▶ EXERCISE REQUIREMENTS
Both the line containing "Extract the structured" and the line containing "Enumerate this screenshot's" belong in the copy, as do all lines between them, copied exactly; pictures do not.

▶ DATA EXTRACT
---

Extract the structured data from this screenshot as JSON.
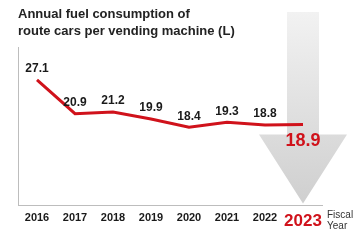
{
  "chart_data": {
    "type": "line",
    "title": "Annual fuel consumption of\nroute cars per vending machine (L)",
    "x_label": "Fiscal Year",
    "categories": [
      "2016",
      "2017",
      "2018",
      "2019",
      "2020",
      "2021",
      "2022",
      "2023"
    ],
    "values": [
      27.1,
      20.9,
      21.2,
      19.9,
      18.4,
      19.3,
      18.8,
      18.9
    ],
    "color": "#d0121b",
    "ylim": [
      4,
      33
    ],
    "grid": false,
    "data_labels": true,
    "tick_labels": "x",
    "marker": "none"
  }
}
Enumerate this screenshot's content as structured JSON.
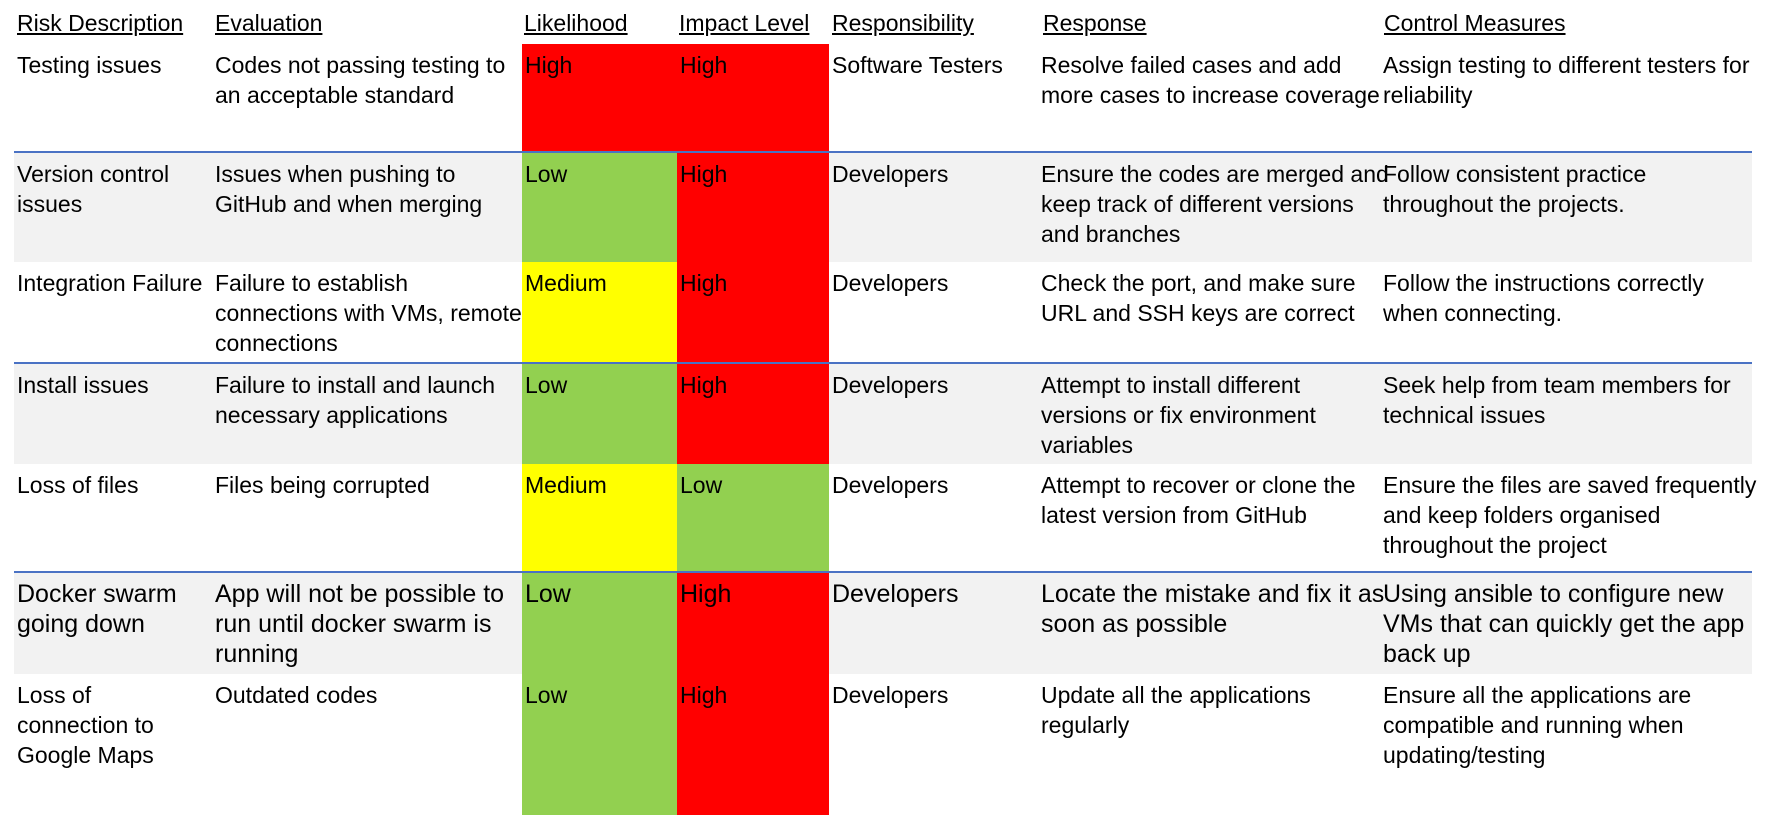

---

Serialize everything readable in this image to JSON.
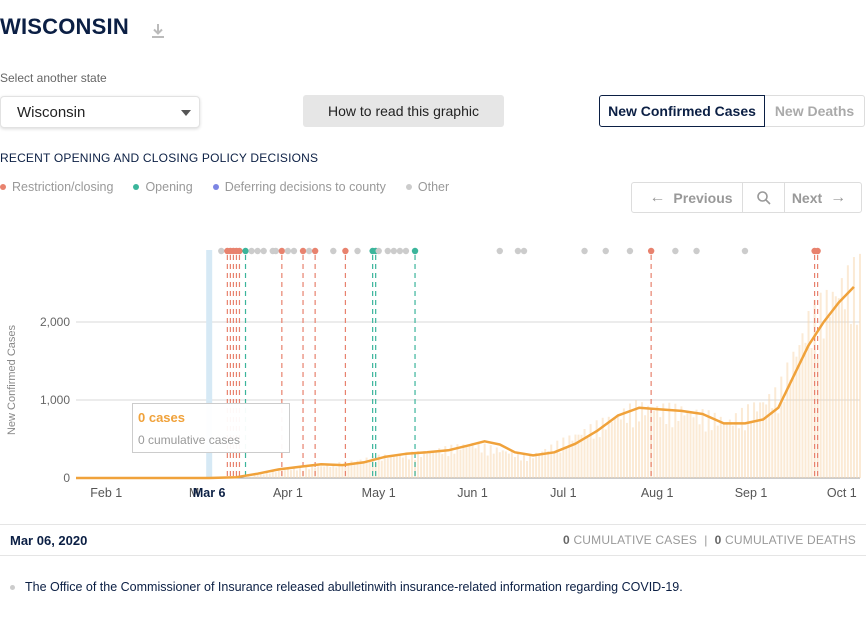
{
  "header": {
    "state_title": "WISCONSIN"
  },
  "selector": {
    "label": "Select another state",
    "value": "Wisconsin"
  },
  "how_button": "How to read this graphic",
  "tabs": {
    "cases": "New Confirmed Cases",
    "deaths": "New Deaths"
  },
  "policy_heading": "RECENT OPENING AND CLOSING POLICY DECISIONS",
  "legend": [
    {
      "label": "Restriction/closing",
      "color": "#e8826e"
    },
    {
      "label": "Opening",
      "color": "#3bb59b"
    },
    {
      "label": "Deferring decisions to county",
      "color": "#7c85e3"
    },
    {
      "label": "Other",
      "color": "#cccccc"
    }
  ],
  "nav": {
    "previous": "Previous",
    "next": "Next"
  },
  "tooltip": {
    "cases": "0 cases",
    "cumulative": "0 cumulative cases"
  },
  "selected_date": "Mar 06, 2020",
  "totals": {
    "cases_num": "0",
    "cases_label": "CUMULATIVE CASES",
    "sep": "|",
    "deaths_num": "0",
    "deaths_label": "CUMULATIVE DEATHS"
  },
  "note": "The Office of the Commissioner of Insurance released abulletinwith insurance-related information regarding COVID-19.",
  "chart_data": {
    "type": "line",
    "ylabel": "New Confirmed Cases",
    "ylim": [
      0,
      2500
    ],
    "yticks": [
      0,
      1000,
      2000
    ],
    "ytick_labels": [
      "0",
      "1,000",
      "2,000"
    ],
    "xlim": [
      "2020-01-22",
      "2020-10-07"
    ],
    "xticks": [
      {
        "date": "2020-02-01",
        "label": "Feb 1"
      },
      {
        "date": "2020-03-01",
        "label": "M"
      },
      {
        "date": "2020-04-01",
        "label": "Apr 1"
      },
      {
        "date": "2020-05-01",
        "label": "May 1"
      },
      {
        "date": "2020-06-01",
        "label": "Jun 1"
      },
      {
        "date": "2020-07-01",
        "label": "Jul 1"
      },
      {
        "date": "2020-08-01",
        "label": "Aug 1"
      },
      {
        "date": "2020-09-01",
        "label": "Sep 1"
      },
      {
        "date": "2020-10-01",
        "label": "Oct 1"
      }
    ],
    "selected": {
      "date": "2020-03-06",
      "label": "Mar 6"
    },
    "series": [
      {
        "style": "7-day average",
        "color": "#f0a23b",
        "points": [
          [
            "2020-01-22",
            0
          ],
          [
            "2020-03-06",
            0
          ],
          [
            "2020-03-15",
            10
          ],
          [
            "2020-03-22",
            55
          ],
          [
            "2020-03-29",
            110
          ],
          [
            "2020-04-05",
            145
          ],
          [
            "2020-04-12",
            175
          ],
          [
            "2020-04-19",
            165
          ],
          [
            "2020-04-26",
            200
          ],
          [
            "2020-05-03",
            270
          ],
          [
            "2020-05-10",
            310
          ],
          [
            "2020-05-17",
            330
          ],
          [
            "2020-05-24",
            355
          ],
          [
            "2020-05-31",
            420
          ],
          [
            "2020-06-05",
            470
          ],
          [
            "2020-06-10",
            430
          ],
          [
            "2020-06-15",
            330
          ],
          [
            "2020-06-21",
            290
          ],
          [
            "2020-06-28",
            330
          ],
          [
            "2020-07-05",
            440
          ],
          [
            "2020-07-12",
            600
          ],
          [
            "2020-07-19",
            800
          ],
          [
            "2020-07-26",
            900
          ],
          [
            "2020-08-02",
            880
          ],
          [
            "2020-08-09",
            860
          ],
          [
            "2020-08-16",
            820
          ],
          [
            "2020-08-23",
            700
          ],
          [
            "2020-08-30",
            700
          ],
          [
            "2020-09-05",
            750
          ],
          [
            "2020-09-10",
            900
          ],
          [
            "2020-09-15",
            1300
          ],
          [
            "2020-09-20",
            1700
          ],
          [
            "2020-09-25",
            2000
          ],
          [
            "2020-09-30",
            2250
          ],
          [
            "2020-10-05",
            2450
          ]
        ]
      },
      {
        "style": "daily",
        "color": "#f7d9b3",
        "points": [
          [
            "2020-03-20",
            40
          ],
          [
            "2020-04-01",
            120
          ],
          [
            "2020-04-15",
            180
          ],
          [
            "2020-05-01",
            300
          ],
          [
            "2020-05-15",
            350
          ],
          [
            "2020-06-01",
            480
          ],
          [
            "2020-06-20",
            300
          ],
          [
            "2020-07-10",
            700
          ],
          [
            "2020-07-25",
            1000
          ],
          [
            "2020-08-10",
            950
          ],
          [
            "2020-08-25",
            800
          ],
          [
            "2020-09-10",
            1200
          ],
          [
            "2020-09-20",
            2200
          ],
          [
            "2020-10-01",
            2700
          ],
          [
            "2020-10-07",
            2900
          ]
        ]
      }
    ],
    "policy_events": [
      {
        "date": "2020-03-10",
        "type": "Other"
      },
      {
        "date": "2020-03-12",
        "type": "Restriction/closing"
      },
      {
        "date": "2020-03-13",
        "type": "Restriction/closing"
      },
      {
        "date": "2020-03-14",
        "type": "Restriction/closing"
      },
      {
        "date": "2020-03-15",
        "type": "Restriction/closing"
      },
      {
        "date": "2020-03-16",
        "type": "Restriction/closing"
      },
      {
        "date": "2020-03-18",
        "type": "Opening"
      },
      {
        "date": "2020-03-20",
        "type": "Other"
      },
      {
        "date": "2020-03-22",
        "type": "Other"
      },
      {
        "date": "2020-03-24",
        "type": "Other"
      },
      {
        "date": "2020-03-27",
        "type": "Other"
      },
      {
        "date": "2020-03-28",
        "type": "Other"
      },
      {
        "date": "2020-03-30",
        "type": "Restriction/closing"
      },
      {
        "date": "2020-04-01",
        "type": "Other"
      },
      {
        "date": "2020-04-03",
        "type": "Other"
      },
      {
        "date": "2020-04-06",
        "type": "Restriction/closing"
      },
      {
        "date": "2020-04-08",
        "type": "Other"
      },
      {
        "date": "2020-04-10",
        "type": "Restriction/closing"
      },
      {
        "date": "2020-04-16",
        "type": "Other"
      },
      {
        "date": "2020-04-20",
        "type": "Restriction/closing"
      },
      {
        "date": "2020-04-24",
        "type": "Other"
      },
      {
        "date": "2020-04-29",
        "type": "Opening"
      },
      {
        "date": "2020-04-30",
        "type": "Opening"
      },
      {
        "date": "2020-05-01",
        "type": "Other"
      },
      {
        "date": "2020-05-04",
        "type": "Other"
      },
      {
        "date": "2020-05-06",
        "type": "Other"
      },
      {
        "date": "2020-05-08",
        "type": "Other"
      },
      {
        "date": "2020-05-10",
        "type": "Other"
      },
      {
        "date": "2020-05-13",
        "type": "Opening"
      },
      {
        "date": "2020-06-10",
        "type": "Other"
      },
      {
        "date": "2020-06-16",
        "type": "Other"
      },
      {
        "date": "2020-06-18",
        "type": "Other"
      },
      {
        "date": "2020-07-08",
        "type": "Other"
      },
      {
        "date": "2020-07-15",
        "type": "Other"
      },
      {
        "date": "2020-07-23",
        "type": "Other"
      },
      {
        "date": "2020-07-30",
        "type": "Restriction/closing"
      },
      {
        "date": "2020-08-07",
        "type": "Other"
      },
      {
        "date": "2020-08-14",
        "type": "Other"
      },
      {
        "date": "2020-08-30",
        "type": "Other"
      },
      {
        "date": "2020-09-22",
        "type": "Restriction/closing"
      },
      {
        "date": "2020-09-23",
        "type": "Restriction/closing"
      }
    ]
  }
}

---

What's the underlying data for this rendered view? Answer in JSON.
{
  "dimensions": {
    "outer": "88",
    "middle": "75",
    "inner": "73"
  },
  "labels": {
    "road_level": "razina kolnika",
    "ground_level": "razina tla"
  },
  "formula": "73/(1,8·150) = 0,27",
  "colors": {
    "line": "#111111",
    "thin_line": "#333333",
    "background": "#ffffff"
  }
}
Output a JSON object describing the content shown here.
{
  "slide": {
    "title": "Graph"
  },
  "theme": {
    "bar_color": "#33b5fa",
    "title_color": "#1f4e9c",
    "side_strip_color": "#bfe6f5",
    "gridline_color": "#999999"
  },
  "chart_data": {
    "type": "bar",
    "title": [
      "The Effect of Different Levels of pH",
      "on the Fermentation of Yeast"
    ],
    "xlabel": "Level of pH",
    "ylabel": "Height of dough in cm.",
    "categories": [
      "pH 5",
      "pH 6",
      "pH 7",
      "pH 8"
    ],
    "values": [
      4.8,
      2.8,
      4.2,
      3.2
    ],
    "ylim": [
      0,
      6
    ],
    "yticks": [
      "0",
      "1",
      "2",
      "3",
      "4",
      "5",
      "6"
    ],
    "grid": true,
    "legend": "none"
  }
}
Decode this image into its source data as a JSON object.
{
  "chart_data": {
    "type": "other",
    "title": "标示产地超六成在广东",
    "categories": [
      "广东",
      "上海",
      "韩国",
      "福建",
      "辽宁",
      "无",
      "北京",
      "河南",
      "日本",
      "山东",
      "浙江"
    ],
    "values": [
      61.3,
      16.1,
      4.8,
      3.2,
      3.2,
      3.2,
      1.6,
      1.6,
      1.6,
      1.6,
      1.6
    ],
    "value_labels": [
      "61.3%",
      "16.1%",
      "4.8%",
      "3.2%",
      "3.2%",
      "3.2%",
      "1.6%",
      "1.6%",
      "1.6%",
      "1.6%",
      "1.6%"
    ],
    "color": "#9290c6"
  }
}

---

▶ SOLVED EXERCISE
Extract the structured data from this screenshot as JSON.
{
  "chart_data": {
    "type": "line",
    "title": "Annual fuel consumption of\nroute cars per vending machine (L)",
    "x_label": "Fiscal Year",
    "categories": [
      "2016",
      "2017",
      "2018",
      "2019",
      "2020",
      "2021",
      "2022",
      "2023"
    ],
    "values": [
      27.1,
      20.9,
      21.2,
      19.9,
      18.4,
      19.3,
      18.8,
      18.9
    ],
    "color": "#d0121b",
    "ylim": [
      4,
      33
    ],
    "grid": false,
    "data_labels": true,
    "tick_labels": "x",
    "marker": "none"
  }
}
Enumerate this screenshot's content as structured JSON.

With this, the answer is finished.